Short task =>
Reproduce every entry exactly, without alteration.

Record extracts =>
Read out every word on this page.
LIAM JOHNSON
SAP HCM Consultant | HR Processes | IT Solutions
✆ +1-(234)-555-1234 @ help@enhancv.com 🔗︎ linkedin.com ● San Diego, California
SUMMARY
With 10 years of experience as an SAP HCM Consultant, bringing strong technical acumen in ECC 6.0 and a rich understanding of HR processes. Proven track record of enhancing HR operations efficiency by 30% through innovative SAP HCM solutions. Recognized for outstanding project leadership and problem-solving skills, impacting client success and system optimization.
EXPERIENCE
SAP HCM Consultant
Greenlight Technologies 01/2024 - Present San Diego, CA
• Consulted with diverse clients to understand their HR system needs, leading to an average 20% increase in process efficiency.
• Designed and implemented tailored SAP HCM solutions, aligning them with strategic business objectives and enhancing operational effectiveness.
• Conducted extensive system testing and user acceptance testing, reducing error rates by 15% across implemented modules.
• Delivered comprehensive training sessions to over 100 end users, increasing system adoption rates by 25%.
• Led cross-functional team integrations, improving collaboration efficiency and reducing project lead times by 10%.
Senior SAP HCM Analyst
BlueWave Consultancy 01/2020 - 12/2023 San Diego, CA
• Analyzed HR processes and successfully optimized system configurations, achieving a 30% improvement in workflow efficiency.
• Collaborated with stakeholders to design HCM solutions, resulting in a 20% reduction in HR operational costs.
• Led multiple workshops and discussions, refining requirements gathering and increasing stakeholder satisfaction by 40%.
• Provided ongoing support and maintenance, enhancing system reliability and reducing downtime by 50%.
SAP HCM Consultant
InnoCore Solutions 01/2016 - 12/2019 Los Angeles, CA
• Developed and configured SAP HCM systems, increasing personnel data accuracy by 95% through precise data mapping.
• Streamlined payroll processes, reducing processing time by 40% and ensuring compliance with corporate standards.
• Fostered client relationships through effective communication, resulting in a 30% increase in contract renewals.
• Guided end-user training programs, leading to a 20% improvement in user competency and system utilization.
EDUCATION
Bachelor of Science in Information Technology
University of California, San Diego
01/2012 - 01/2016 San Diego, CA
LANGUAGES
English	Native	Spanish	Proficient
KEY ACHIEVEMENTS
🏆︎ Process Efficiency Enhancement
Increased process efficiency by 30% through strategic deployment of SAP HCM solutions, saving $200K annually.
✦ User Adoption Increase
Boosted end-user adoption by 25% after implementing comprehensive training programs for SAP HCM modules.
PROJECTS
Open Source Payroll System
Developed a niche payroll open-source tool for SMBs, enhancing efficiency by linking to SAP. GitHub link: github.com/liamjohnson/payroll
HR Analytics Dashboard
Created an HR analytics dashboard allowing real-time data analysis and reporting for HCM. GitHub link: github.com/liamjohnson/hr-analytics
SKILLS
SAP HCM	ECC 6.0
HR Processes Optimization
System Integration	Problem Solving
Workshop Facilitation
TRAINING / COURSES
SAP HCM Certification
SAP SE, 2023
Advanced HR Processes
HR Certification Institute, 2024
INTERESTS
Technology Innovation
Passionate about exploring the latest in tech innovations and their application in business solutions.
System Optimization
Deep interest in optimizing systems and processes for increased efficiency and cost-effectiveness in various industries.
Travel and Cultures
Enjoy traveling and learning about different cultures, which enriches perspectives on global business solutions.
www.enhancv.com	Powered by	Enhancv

Solution for this problem =>
Read out every word on this page.
LIAM JOHNSON
SAP HCM Consultant | HR Processes | IT Solutions
✆ +1-(234)-555-1234 @ help@enhancv.com 🔗︎ linkedin.com ● San Diego, California
SUMMARY
With 10 years of experience as an SAP HCM Consultant, bringing strong technical acumen in ECC 6.0 and a rich understanding of HR processes. Proven track record of enhancing HR operations efficiency by 30% through innovative SAP HCM solutions. Recognized for outstanding project leadership and problem-solving skills, impacting client success and system optimization.
EXPERIENCE
SAP HCM Consultant
Greenlight Technologies 01/2024 - Present San Diego, CA
• Consulted with diverse clients to understand their HR system needs, leading to an average 20% increase in process efficiency.
• Designed and implemented tailored SAP HCM solutions, aligning them with strategic business objectives and enhancing operational effectiveness.
• Conducted extensive system testing and user acceptance testing, reducing error rates by 15% across implemented modules.
• Delivered comprehensive training sessions to over 100 end users, increasing system adoption rates by 25%.
• Led cross-functional team integrations, improving collaboration efficiency and reducing project lead times by 10%.
Senior SAP HCM Analyst
BlueWave Consultancy 01/2020 - 12/2023 San Diego, CA
• Analyzed HR processes and successfully optimized system configurations, achieving a 30% improvement in workflow efficiency.
• Collaborated with stakeholders to design HCM solutions, resulting in a 20% reduction in HR operational costs.
• Led multiple workshops and discussions, refining requirements gathering and increasing stakeholder satisfaction by 40%.
• Provided ongoing support and maintenance, enhancing system reliability and reducing downtime by 50%.
SAP HCM Consultant
InnoCore Solutions 01/2016 - 12/2019 Los Angeles, CA
• Developed and configured SAP HCM systems, increasing personnel data accuracy by 95% through precise data mapping.
• Streamlined payroll processes, reducing processing time by 40% and ensuring compliance with corporate standards.
• Fostered client relationships through effective communication, resulting in a 30% increase in contract renewals.
• Guided end-user training programs, leading to a 20% improvement in user competency and system utilization.
EDUCATION
Bachelor of Science in Information Technology
University of California, San Diego
01/2012 - 01/2016 San Diego, CA
LANGUAGES
English	Native	Spanish	Proficient
KEY ACHIEVEMENTS
🏆︎ Process Efficiency Enhancement
Increased process efficiency by 30% through strategic deployment of SAP HCM solutions, saving $200K annually.
✦ User Adoption Increase
Boosted end-user adoption by 25% after implementing comprehensive training programs for SAP HCM modules.
PROJECTS
Open Source Payroll System
Developed a niche payroll open-source tool for SMBs, enhancing efficiency by linking to SAP. GitHub link: github.com/liamjohnson/payroll
HR Analytics Dashboard
Created an HR analytics dashboard allowing real-time data analysis and reporting for HCM. GitHub link: github.com/liamjohnson/hr-analytics
SKILLS
SAP HCM	ECC 6.0
HR Processes Optimization
System Integration	Problem Solving
Workshop Facilitation
TRAINING / COURSES
SAP HCM Certification
SAP SE, 2023
Advanced HR Processes
HR Certification Institute, 2024
INTERESTS
Technology Innovation
Passionate about exploring the latest in tech innovations and their application in business solutions.
System Optimization
Deep interest in optimizing systems and processes for increased efficiency and cost-effectiveness in various industries.
Travel and Cultures
Enjoy traveling and learning about different cultures, which enriches perspectives on global business solutions.
www.enhancv.com	Powered by	Enhancv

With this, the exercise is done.